**Problem:** Quote the data below in full, minus the images.

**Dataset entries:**
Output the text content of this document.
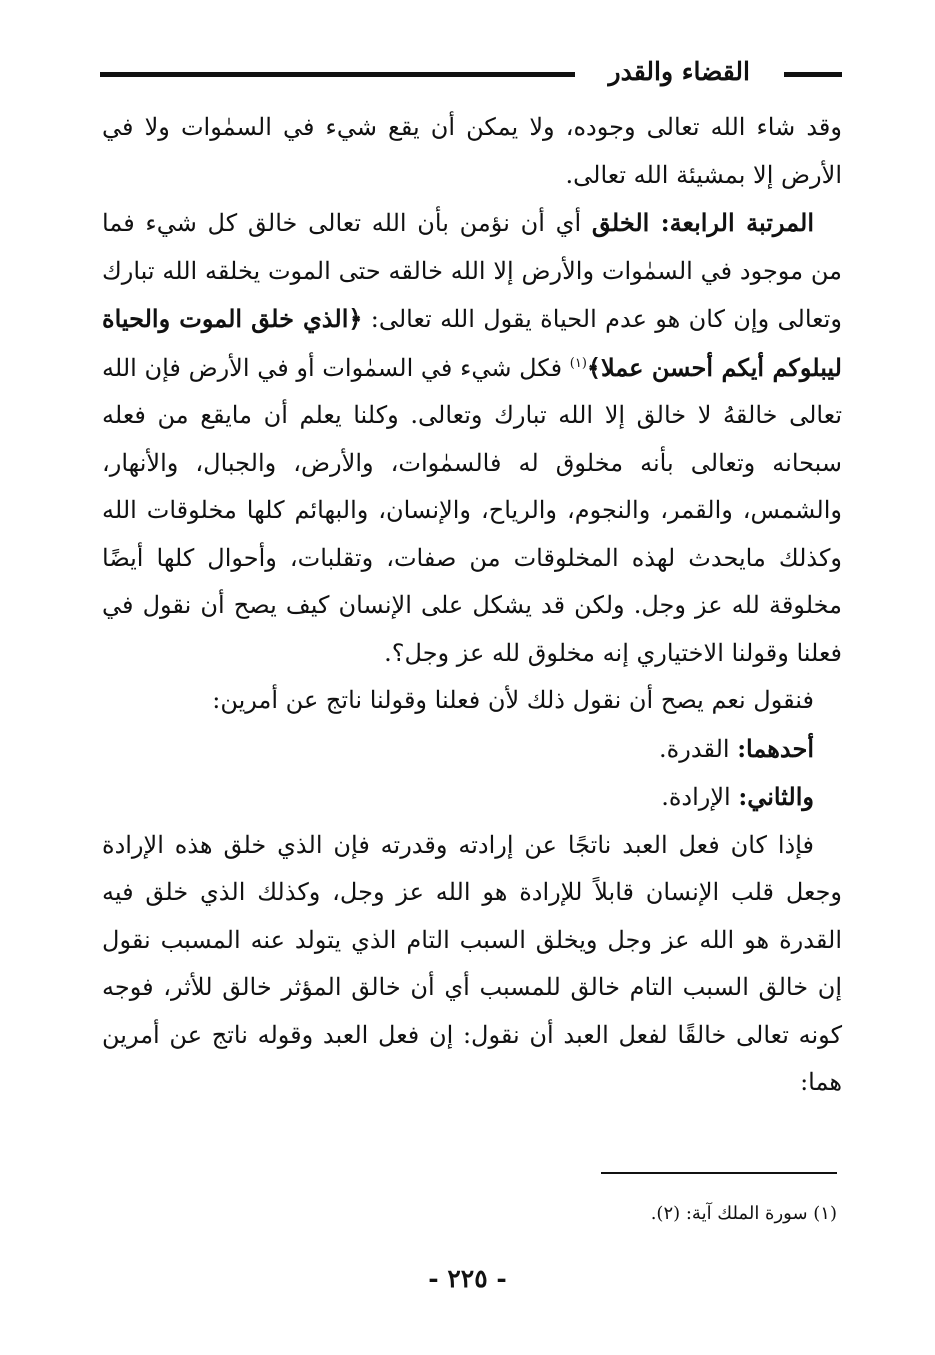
القضاء والقدر

وقد شاء الله تعالى وجوده، ولا يمكن أن يقع شيء في السمٰوات ولا في الأرض إلا بمشيئة الله تعالى.

المرتبة الرابعة: الخلق أي أن نؤمن بأن الله تعالى خالق كل شيء فما من موجود في السمٰوات والأرض إلا الله خالقه حتى الموت يخلقه الله تبارك وتعالى وإن كان هو عدم الحياة يقول الله تعالى: ﴿الذي خلق الموت والحياة ليبلوكم أيكم أحسن عملا﴾$^{(١)}$ فكل شيء في السمٰوات أو في الأرض فإن الله تعالى خالقهُ لا خالق إلا الله تبارك وتعالى. وكلنا يعلم أن مايقع من فعله سبحانه وتعالى بأنه مخلوق له فالسمٰوات، والأرض، والجبال، والأنهار، والشمس، والقمر، والنجوم، والرياح، والإنسان، والبهائم كلها مخلوقات الله وكذلك مايحدث لهذه المخلوقات من صفات، وتقلبات، وأحوال كلها أيضًا مخلوقة لله عز وجل. ولكن قد يشكل على الإنسان كيف يصح أن نقول في فعلنا وقولنا الاختياري إنه مخلوق لله عز وجل؟.

فنقول نعم يصح أن نقول ذلك لأن فعلنا وقولنا ناتج عن أمرين:

أحدهما: القدرة.

والثاني: الإرادة.

فإذا كان فعل العبد ناتجًا عن إرادته وقدرته فإن الذي خلق هذه الإرادة وجعل قلب الإنسان قابلاً للإرادة هو الله عز وجل، وكذلك الذي خلق فيه القدرة هو الله عز وجل ويخلق السبب التام الذي يتولد عنه المسبب نقول إن خالق السبب التام خالق للمسبب أي أن خالق المؤثر خالق للأثر، فوجه كونه تعالى خالقًا لفعل العبد أن نقول: إن فعل العبد وقوله ناتج عن أمرين هما:

(١) سورة الملك آية: (٢).
- ٢٢٥ -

**Output for this exercise:**
Output the text content of this document.
القضاء والقدر

وقد شاء الله تعالى وجوده، ولا يمكن أن يقع شيء في السمٰوات ولا في الأرض إلا بمشيئة الله تعالى.

المرتبة الرابعة: الخلق أي أن نؤمن بأن الله تعالى خالق كل شيء فما من موجود في السمٰوات والأرض إلا الله خالقه حتى الموت يخلقه الله تبارك وتعالى وإن كان هو عدم الحياة يقول الله تعالى: ﴿الذي خلق الموت والحياة ليبلوكم أيكم أحسن عملا﴾$^{(١)}$ فكل شيء في السمٰوات أو في الأرض فإن الله تعالى خالقهُ لا خالق إلا الله تبارك وتعالى. وكلنا يعلم أن مايقع من فعله سبحانه وتعالى بأنه مخلوق له فالسمٰوات، والأرض، والجبال، والأنهار، والشمس، والقمر، والنجوم، والرياح، والإنسان، والبهائم كلها مخلوقات الله وكذلك مايحدث لهذه المخلوقات من صفات، وتقلبات، وأحوال كلها أيضًا مخلوقة لله عز وجل. ولكن قد يشكل على الإنسان كيف يصح أن نقول في فعلنا وقولنا الاختياري إنه مخلوق لله عز وجل؟.

فنقول نعم يصح أن نقول ذلك لأن فعلنا وقولنا ناتج عن أمرين:

أحدهما: القدرة.

والثاني: الإرادة.

فإذا كان فعل العبد ناتجًا عن إرادته وقدرته فإن الذي خلق هذه الإرادة وجعل قلب الإنسان قابلاً للإرادة هو الله عز وجل، وكذلك الذي خلق فيه القدرة هو الله عز وجل ويخلق السبب التام الذي يتولد عنه المسبب نقول إن خالق السبب التام خالق للمسبب أي أن خالق المؤثر خالق للأثر، فوجه كونه تعالى خالقًا لفعل العبد أن نقول: إن فعل العبد وقوله ناتج عن أمرين هما:

(١) سورة الملك آية: (٢).
- ٢٢٥ -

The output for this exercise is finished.